→ **Exercise data**:
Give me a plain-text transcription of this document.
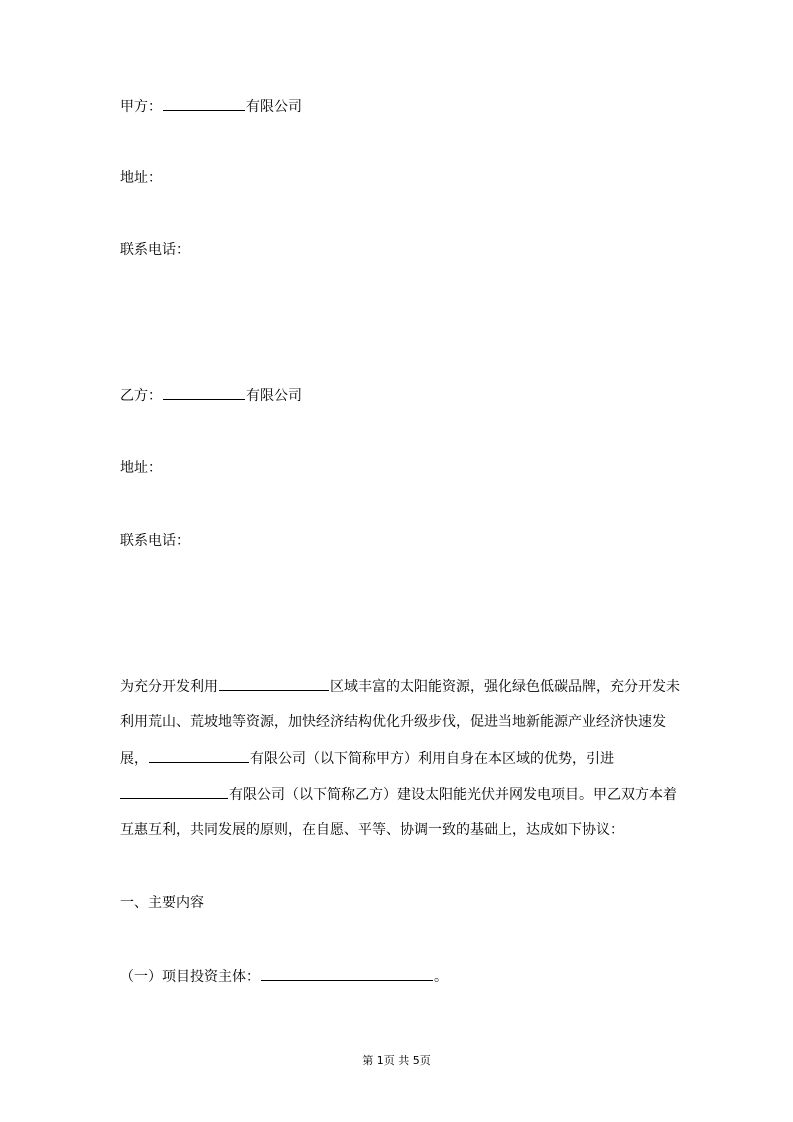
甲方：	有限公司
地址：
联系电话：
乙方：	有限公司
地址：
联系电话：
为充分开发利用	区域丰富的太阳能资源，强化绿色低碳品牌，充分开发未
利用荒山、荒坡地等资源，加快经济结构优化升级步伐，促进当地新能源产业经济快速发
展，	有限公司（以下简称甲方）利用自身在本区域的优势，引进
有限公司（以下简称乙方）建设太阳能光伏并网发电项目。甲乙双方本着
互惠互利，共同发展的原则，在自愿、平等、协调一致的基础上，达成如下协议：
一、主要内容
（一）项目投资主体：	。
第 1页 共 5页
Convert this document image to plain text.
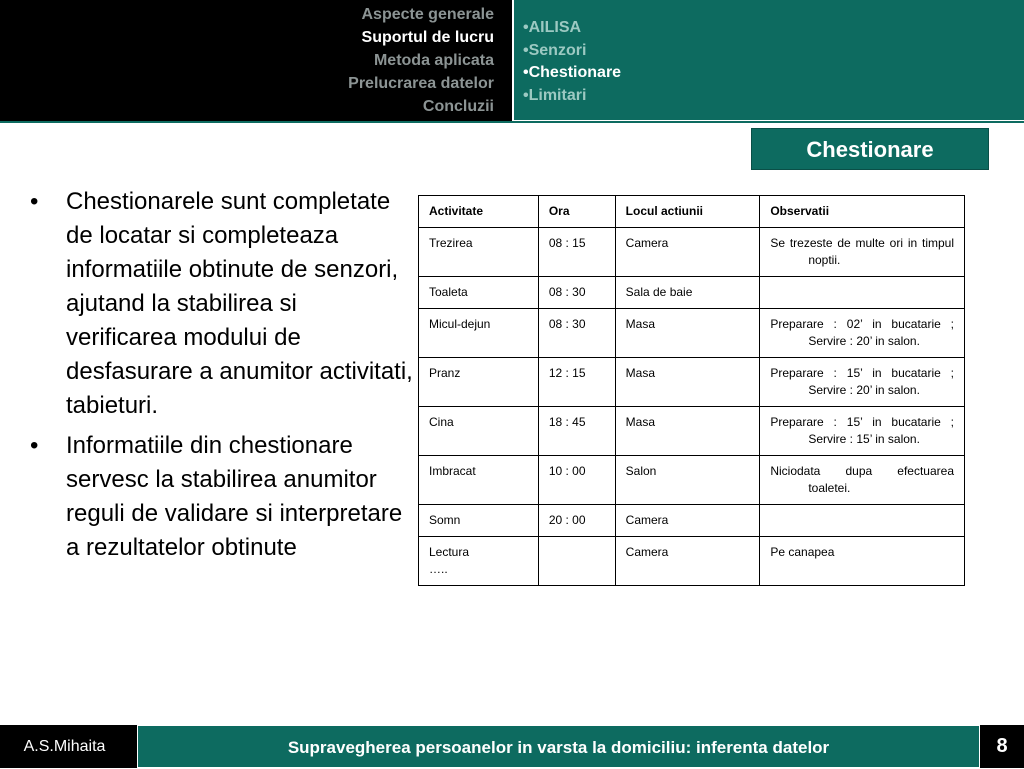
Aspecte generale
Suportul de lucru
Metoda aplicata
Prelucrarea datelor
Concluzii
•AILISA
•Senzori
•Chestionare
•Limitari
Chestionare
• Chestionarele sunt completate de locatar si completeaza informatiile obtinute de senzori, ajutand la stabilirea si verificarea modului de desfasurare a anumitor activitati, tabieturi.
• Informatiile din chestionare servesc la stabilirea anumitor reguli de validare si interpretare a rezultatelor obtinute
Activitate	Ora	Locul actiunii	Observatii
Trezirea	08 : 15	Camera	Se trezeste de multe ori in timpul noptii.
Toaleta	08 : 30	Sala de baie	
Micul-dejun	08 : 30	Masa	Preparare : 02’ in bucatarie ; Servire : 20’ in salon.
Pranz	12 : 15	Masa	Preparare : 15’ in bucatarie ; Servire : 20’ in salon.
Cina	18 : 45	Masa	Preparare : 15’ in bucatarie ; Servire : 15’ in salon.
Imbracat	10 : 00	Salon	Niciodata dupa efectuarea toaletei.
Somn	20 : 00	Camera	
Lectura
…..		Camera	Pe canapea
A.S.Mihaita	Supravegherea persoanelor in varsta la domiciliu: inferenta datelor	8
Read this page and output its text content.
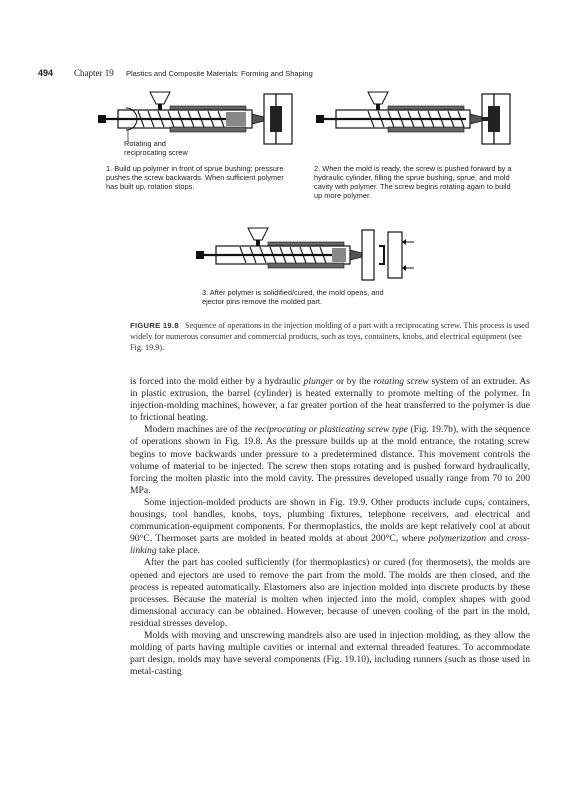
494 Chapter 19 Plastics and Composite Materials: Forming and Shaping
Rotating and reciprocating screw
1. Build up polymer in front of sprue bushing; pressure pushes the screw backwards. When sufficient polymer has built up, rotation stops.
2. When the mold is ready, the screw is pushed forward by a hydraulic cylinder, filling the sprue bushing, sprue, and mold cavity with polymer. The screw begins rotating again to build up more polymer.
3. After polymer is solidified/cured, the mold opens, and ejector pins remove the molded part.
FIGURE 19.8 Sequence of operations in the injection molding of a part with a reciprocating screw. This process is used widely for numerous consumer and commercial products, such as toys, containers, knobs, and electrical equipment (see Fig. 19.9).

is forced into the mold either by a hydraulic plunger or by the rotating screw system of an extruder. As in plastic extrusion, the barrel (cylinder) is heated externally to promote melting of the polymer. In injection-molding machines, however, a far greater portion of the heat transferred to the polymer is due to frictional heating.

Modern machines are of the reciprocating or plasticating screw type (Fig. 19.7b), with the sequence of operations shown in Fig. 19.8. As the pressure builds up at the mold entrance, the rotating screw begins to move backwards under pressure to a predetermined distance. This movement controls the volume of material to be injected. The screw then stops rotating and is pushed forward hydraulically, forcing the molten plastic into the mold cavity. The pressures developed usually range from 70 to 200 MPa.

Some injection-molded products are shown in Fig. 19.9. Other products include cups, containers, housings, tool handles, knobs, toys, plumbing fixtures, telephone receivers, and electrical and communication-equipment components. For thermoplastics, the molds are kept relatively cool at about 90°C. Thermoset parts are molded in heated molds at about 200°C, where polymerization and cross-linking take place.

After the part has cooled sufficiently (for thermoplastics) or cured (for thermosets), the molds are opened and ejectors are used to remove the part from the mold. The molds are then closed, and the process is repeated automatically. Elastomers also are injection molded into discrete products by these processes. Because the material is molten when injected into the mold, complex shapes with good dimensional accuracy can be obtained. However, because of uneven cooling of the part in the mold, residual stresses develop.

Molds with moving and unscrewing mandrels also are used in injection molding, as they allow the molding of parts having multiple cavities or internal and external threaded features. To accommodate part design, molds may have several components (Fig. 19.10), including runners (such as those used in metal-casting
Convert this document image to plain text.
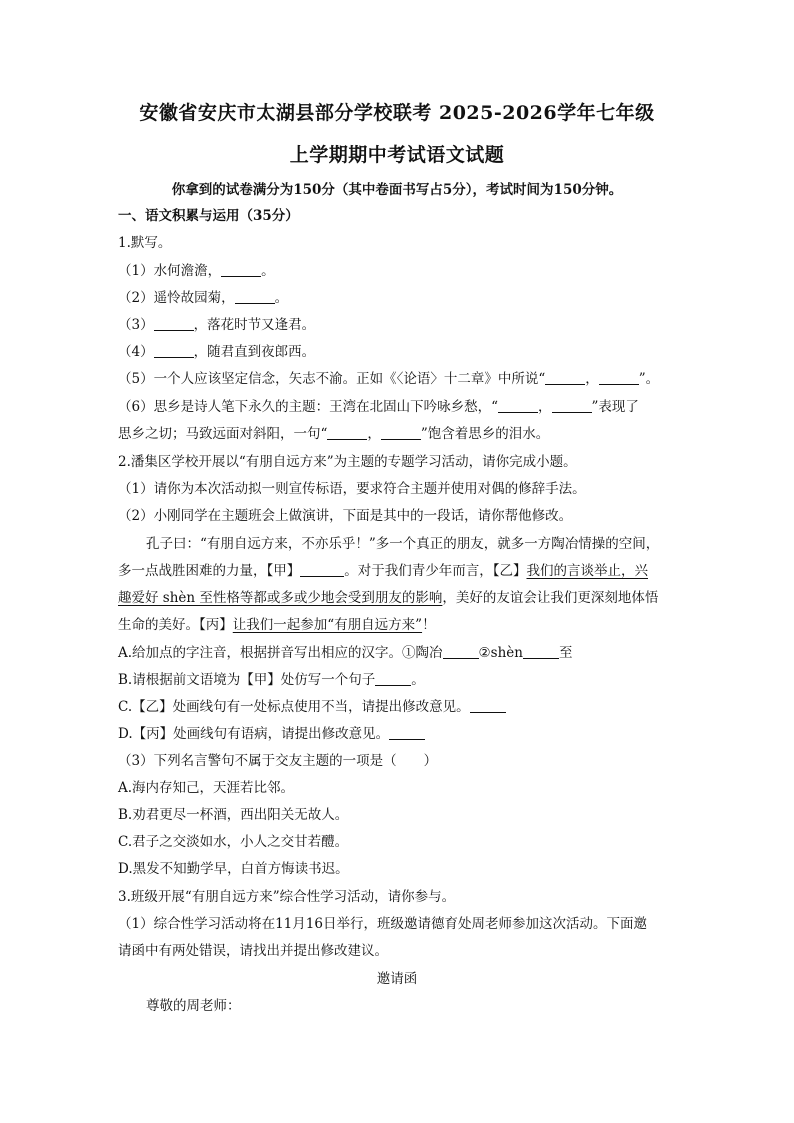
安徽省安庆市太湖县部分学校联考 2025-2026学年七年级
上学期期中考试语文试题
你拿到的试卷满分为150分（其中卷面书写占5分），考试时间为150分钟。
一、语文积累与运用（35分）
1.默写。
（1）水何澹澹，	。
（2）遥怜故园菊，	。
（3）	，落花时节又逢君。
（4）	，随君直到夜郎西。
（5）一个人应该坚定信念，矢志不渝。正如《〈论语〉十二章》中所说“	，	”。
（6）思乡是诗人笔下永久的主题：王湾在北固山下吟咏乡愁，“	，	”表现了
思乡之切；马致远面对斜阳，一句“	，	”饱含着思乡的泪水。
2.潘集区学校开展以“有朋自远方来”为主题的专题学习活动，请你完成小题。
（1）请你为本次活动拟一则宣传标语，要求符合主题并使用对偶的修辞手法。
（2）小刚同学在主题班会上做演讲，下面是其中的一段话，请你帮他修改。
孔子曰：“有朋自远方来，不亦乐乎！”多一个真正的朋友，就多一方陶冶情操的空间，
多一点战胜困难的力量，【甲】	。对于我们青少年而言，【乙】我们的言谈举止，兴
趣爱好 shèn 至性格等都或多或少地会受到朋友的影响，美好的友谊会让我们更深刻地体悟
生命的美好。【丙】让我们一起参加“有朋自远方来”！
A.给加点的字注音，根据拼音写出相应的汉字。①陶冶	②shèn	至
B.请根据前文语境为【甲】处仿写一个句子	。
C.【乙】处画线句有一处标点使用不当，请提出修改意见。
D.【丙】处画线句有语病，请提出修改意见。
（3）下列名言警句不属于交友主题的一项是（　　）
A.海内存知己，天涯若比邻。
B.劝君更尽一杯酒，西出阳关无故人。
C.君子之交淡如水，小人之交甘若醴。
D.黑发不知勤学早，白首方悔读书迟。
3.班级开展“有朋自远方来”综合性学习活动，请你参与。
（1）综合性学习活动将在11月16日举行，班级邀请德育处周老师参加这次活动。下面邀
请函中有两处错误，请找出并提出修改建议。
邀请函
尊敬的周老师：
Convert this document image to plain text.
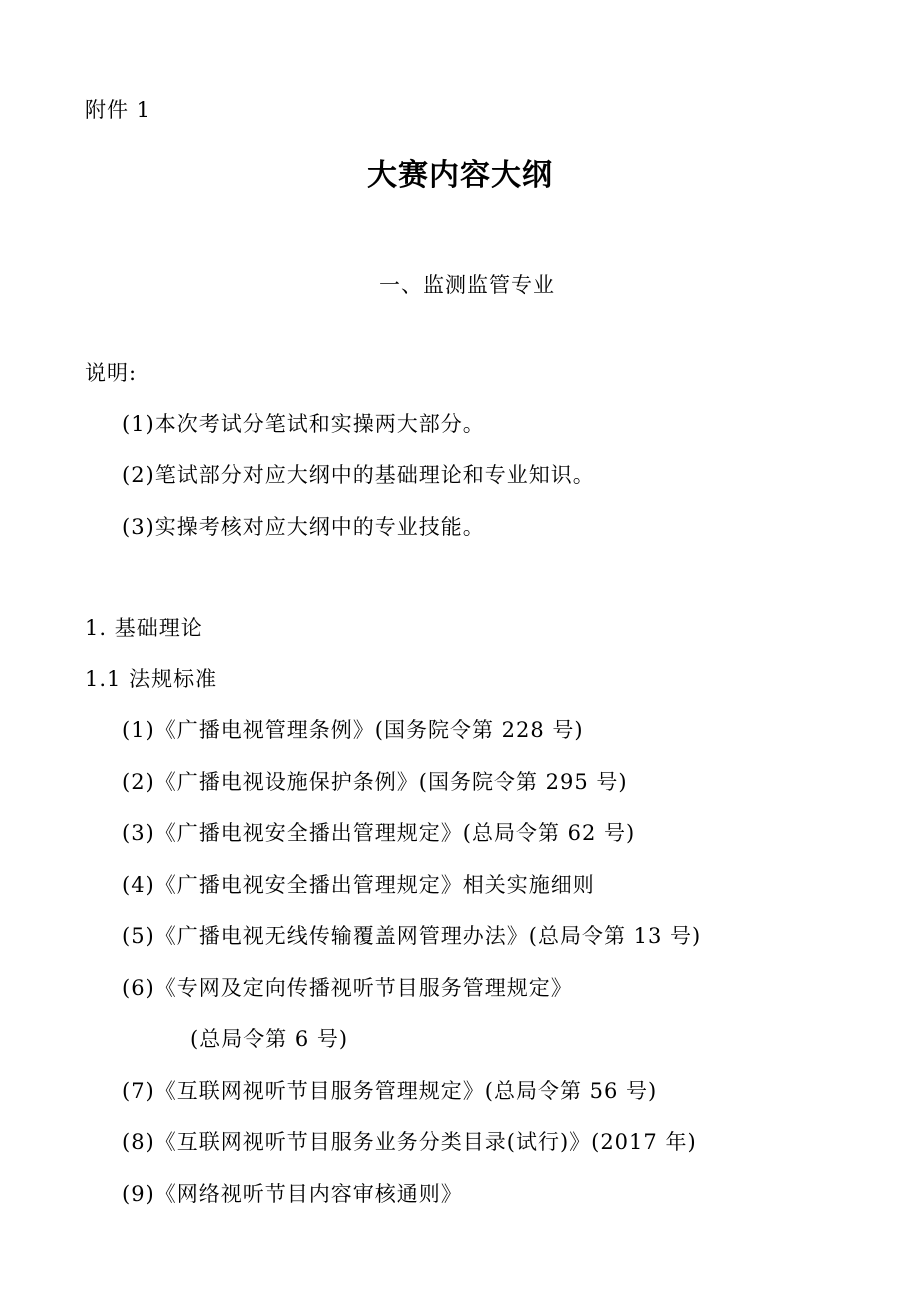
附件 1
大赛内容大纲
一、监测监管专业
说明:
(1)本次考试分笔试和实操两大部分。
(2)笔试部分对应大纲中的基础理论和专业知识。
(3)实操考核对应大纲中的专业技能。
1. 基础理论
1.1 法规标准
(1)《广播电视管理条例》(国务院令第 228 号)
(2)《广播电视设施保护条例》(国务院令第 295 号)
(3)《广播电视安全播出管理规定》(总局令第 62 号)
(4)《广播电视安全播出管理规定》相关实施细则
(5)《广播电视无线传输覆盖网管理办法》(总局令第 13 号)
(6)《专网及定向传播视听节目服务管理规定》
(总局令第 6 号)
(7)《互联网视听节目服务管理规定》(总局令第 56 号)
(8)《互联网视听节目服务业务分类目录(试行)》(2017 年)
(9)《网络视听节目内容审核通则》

→ **Set problem**:
Using the records above, copy every line that has the word "datelor" in it.

→ **Response**:
Prelucrarea datelor
A.S.Mihaita	Supravegherea persoanelor in varsta la domiciliu: inferenta datelor	8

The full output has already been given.